*What is required:*
Report back each line of the records that contains the string "name".

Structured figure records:
## Begin

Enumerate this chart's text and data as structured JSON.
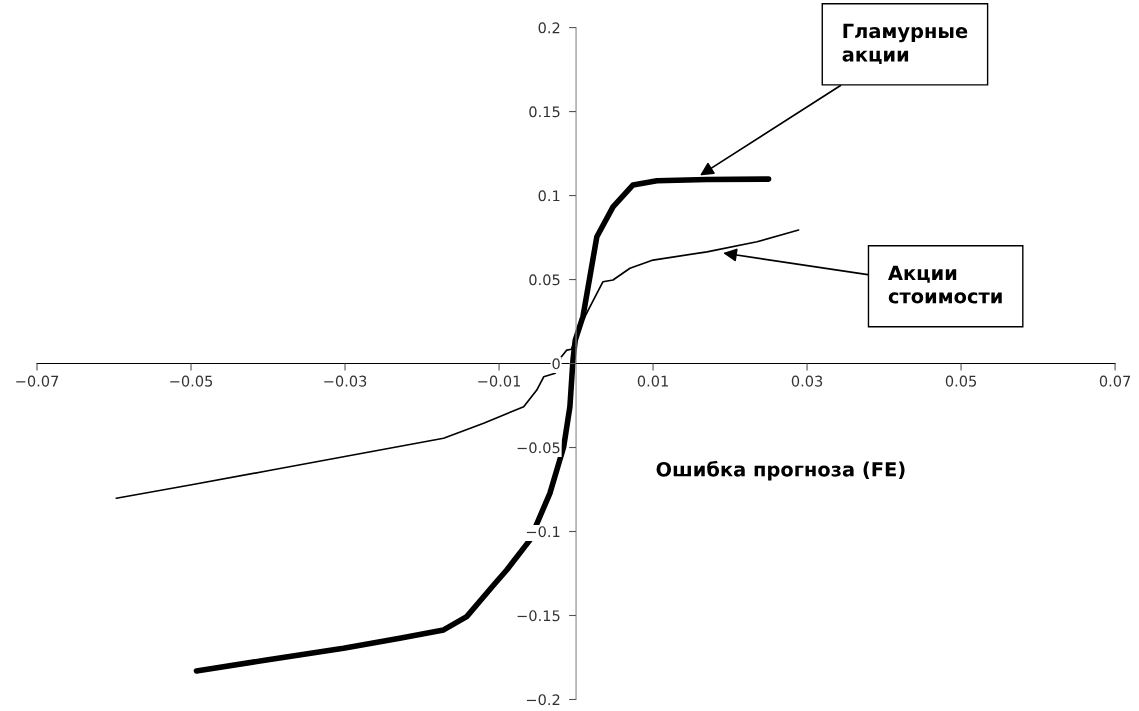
{
  "chart_data": {
    "type": "line",
    "xlabel": "Ошибка прогноза (FE)",
    "xlim": [
      -0.07,
      0.07
    ],
    "ylim": [
      -0.2,
      0.2
    ],
    "xticks": [
      {
        "value": -0.07,
        "label": "−0.07"
      },
      {
        "value": -0.05,
        "label": "−0.05"
      },
      {
        "value": -0.03,
        "label": "−0.03"
      },
      {
        "value": -0.01,
        "label": "−0.01"
      },
      0.01,
      0.03,
      0.05,
      0.07
    ],
    "yticks": [
      {
        "value": -0.2,
        "label": "−0.2"
      },
      {
        "value": -0.15,
        "label": "−0.15"
      },
      {
        "value": -0.1,
        "label": "−0.1"
      },
      {
        "value": -0.05,
        "label": "−0.05"
      },
      0,
      0.05,
      0.1,
      0.15,
      0.2
    ],
    "grid": false,
    "legend": false,
    "marker": "none",
    "line_style": "solid",
    "series": [
      {
        "color": "#000000",
        "x": [
          -0.0493,
          -0.0402,
          -0.0302,
          -0.0229,
          -0.0172,
          -0.0142,
          -0.0107,
          -0.009,
          -0.006,
          -0.0034,
          -0.0016,
          -0.0008,
          -0.0004,
          -0.0001,
          0.0009,
          0.0027,
          0.0048,
          0.0074,
          0.0105,
          0.017,
          0.025
        ],
        "values": [
          -0.183,
          -0.1765,
          -0.1695,
          -0.1636,
          -0.1586,
          -0.1507,
          -0.1318,
          -0.1229,
          -0.1051,
          -0.0773,
          -0.0495,
          -0.0257,
          0.002,
          0.014,
          0.028,
          0.0755,
          0.0933,
          0.1063,
          0.1088,
          0.1096,
          0.1098
        ]
      },
      {
        "color": "#000000",
        "x": [
          -0.0597,
          -0.0501,
          -0.0402,
          -0.0302,
          -0.0172,
          -0.012,
          -0.0068,
          -0.0051,
          -0.0042,
          -0.0027,
          -0.0019,
          -0.0012,
          -0.0006,
          0.0005,
          0.0018,
          0.0035,
          0.0048,
          0.007,
          0.01,
          0.017,
          0.0235,
          0.0289
        ],
        "values": [
          -0.0802,
          -0.0723,
          -0.064,
          -0.0555,
          -0.0445,
          -0.0356,
          -0.0257,
          -0.0158,
          -0.0079,
          -0.0058,
          0.004,
          0.008,
          0.0085,
          0.0219,
          0.0338,
          0.0487,
          0.0497,
          0.0567,
          0.0616,
          0.0665,
          0.0725,
          0.0795
        ]
      }
    ],
    "annotations": [
      {
        "text": "Гламурные акции",
        "x": 0.0161,
        "y": 0.112
      },
      {
        "text": "Акции стоимости",
        "x": 0.0191,
        "y": 0.0658
      }
    ]
  }
}
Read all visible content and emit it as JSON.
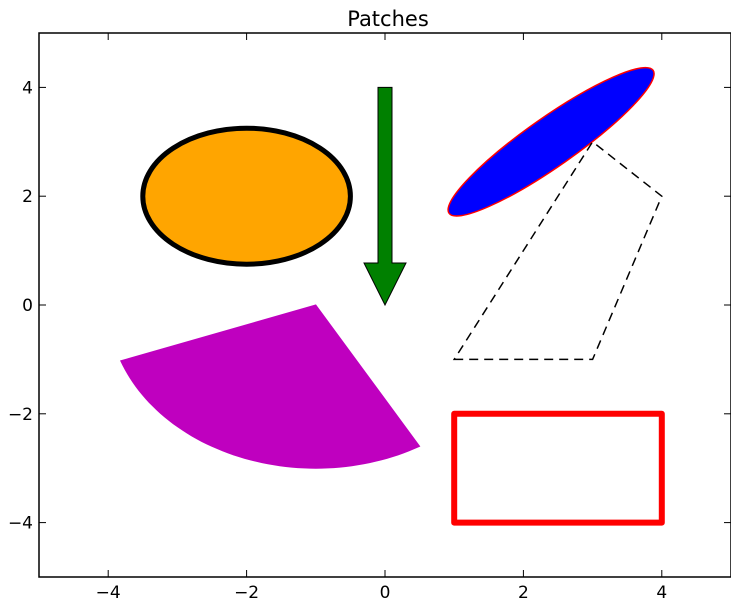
{
  "chart_data": {
    "type": "patches",
    "title": "Patches",
    "xlim": [
      -5,
      5
    ],
    "ylim": [
      -5,
      5
    ],
    "x_ticks": [
      -4,
      -2,
      0,
      2,
      4
    ],
    "y_ticks": [
      -4,
      -2,
      0,
      2,
      4
    ],
    "x_tick_labels": [
      "−4",
      "−2",
      "0",
      "2",
      "4"
    ],
    "y_tick_labels": [
      "−4",
      "−2",
      "0",
      "2",
      "4"
    ],
    "grid": false,
    "patches": [
      {
        "kind": "ellipse",
        "center": [
          -2,
          2
        ],
        "width": 3,
        "height": 2.5,
        "angle": 0,
        "facecolor": "#ffa500",
        "edgecolor": "#000000",
        "linewidth": 5
      },
      {
        "kind": "arrow",
        "start": [
          0,
          4
        ],
        "end": [
          0,
          0
        ],
        "facecolor": "#008000",
        "edgecolor": "#000000"
      },
      {
        "kind": "ellipse",
        "center": [
          2.4,
          3
        ],
        "width": 3.6,
        "height": 0.9,
        "angle": 35,
        "facecolor": "#0000ff",
        "edgecolor": "#ff0000",
        "linewidth": 1.5
      },
      {
        "kind": "polygon",
        "points": [
          [
            1,
            -1
          ],
          [
            3,
            -1
          ],
          [
            4,
            2
          ],
          [
            3,
            3
          ]
        ],
        "facecolor": "none",
        "edgecolor": "#000000",
        "linestyle": "dashed",
        "linewidth": 1.5
      },
      {
        "kind": "wedge",
        "center": [
          -1,
          0
        ],
        "radius": 3,
        "theta1": -60,
        "theta2": -160,
        "facecolor": "#bf00bf",
        "edgecolor": "#bf00bf"
      },
      {
        "kind": "rectangle",
        "xy": [
          1,
          -4
        ],
        "width": 3,
        "height": 2,
        "facecolor": "none",
        "edgecolor": "#ff0000",
        "linewidth": 6
      }
    ]
  }
}
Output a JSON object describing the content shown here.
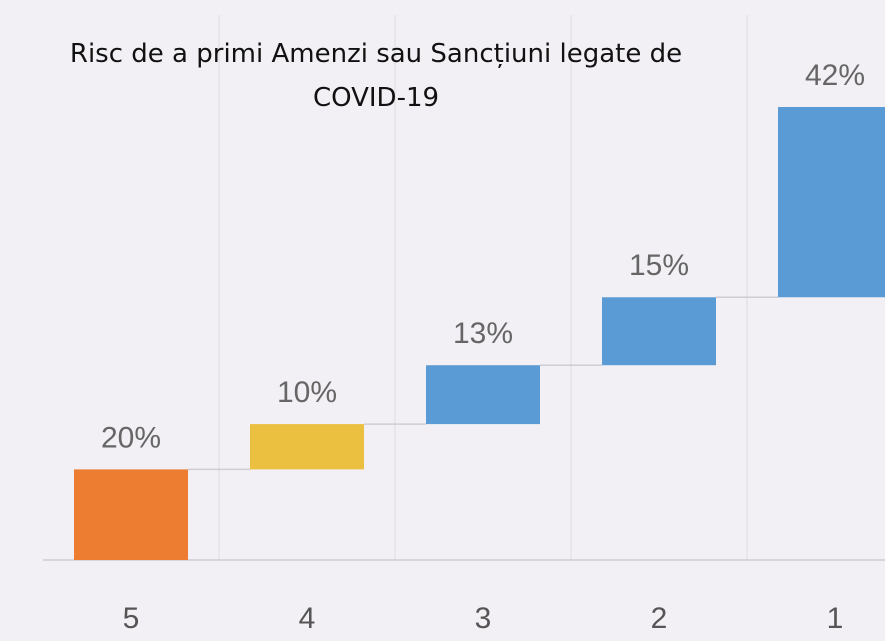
{
  "chart_data": {
    "type": "waterfall",
    "title": "Risc de a primi Amenzi sau Sancțiuni legate de COVID-19",
    "categories": [
      "5",
      "4",
      "3",
      "2",
      "1"
    ],
    "values": [
      20,
      10,
      13,
      15,
      42
    ],
    "value_labels": [
      "20%",
      "10%",
      "13%",
      "15%",
      "42%"
    ],
    "colors": [
      "#ed7d31",
      "#ebc040",
      "#5b9bd5",
      "#5b9bd5",
      "#5b9bd5"
    ],
    "ylim": [
      0,
      100
    ],
    "grid": true
  }
}
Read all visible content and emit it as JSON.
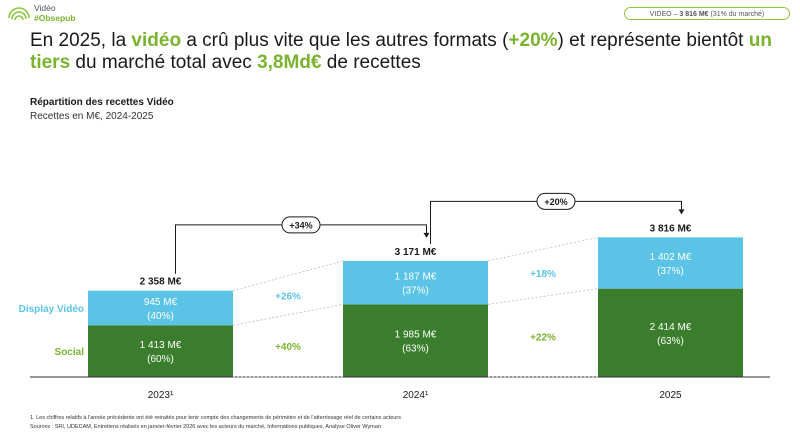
{
  "header": {
    "brand": "Vidéo",
    "hashtag": "#Obsepub",
    "badge_label": "VIDEO –",
    "badge_value": "3 816 M€",
    "badge_note": "(31% du marché)"
  },
  "headline": {
    "p1": "En 2025, la ",
    "h1": "vidéo",
    "p2": " a crû plus vite que les autres formats (",
    "h2": "+20%",
    "p3": ") et représente bientôt ",
    "h3": "un tiers",
    "p4": " du marché total avec ",
    "h4": "3,8Md€",
    "p5": " de recettes"
  },
  "colors": {
    "social": "#3a7d2c",
    "display": "#5bc4e6",
    "accent": "#7ab32e",
    "growth_display": "#5bc4e6",
    "growth_social": "#7ab32e"
  },
  "chart_data": {
    "type": "bar",
    "title": "Répartition des recettes Vidéo",
    "subtitle": "Recettes en M€, 2024-2025",
    "categories": [
      "2023¹",
      "2024¹",
      "2025"
    ],
    "series": [
      {
        "name": "Social",
        "values": [
          1413,
          1985,
          2414
        ],
        "value_labels": [
          "1 413 M€",
          "1 985 M€",
          "2 414 M€"
        ],
        "share_labels": [
          "(60%)",
          "(63%)",
          "(63%)"
        ]
      },
      {
        "name": "Display Vidéo",
        "values": [
          945,
          1187,
          1402
        ],
        "value_labels": [
          "945 M€",
          "1 187 M€",
          "1 402 M€"
        ],
        "share_labels": [
          "(40%)",
          "(37%)",
          "(37%)"
        ]
      }
    ],
    "totals": [
      2358,
      3171,
      3816
    ],
    "total_labels": [
      "2 358 M€",
      "3 171 M€",
      "3 816 M€"
    ],
    "segment_growth": [
      {
        "display": "+26%",
        "social": "+40%"
      },
      {
        "display": "+18%",
        "social": "+22%"
      }
    ],
    "total_growth": [
      "+34%",
      "+20%"
    ],
    "ylim": [
      0,
      4200
    ]
  },
  "footnote": "1. Les chiffres relatifs à l'année précédente ont été retraités pour tenir compte des changements de périmètre et de l'atterrissage réel de certains acteurs",
  "sources": "Sources : SRI, UDECAM, Entretiens réalisés en janvier-février 2026 avec les acteurs du marché, Informations publiques, Analyse Oliver Wyman"
}
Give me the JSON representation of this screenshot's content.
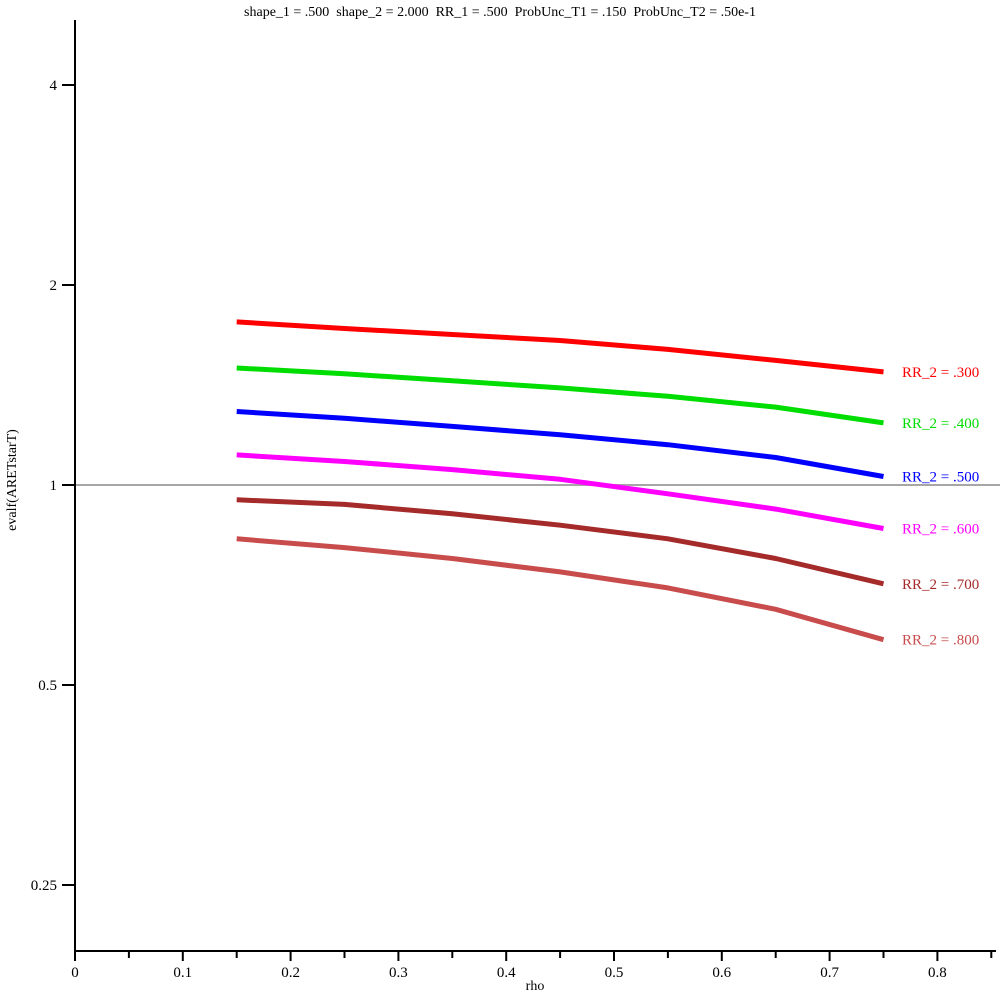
{
  "title": "shape_1 = .500  shape_2 = 2.000  RR_1 = .500  ProbUnc_T1 = .150  ProbUnc_T2 = .50e-1",
  "chart_data": {
    "type": "line",
    "title": "shape_1 = .500  shape_2 = 2.000  RR_1 = .500  ProbUnc_T1 = .150  ProbUnc_T2 = .50e-1",
    "xlabel": "rho",
    "ylabel": "evalf(ARETstarT)",
    "x": [
      0.15,
      0.25,
      0.35,
      0.45,
      0.55,
      0.65,
      0.75
    ],
    "series": [
      {
        "name": "RR_2 = .300",
        "color": "#ff0000",
        "values": [
          1.76,
          1.72,
          1.685,
          1.65,
          1.6,
          1.54,
          1.48
        ]
      },
      {
        "name": "RR_2 = .400",
        "color": "#00dd00",
        "values": [
          1.5,
          1.47,
          1.435,
          1.4,
          1.36,
          1.31,
          1.24
        ]
      },
      {
        "name": "RR_2 = .500",
        "color": "#0000ff",
        "values": [
          1.29,
          1.26,
          1.225,
          1.19,
          1.15,
          1.1,
          1.03
        ]
      },
      {
        "name": "RR_2 = .600",
        "color": "#ff00ff",
        "values": [
          1.11,
          1.085,
          1.055,
          1.02,
          0.97,
          0.92,
          0.86
        ]
      },
      {
        "name": "RR_2 = .700",
        "color": "#a52a2a",
        "values": [
          0.95,
          0.935,
          0.905,
          0.87,
          0.83,
          0.775,
          0.71
        ]
      },
      {
        "name": "RR_2 = .800",
        "color": "#c94c4c",
        "values": [
          0.83,
          0.805,
          0.775,
          0.74,
          0.7,
          0.65,
          0.585
        ]
      }
    ],
    "x_tick_labels": [
      "0",
      "0.1",
      "0.2",
      "0.3",
      "0.4",
      "0.5",
      "0.6",
      "0.7",
      "0.8"
    ],
    "x_major_ticks": [
      0,
      0.1,
      0.2,
      0.3,
      0.4,
      0.5,
      0.6,
      0.7,
      0.8
    ],
    "x_minor_ticks": [
      0.05,
      0.15,
      0.25,
      0.35,
      0.45,
      0.55,
      0.65,
      0.75,
      0.85
    ],
    "y_ticks": [
      4,
      2,
      1,
      0.5,
      0.25
    ],
    "y_tick_labels": [
      "4",
      "2",
      "1",
      "0.5",
      "0.25"
    ],
    "y_scale": "log2",
    "xlim": [
      0,
      0.855
    ],
    "ylim": [
      0.2,
      5.0
    ],
    "grid": false,
    "reference_line_y": 1,
    "reference_line_color": "#a6a6a6",
    "axis_color": "#000000",
    "legend_position": "right-of-curve-ends",
    "line_width": 5
  }
}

## End

*Response below:*
        "name": "Social",
        "name": "Display Vidéo",
        "name": "RR_2 = .300",
        "name": "RR_2 = .400",
        "name": "RR_2 = .500",
        "name": "RR_2 = .600",
        "name": "RR_2 = .700",
        "name": "RR_2 = .800",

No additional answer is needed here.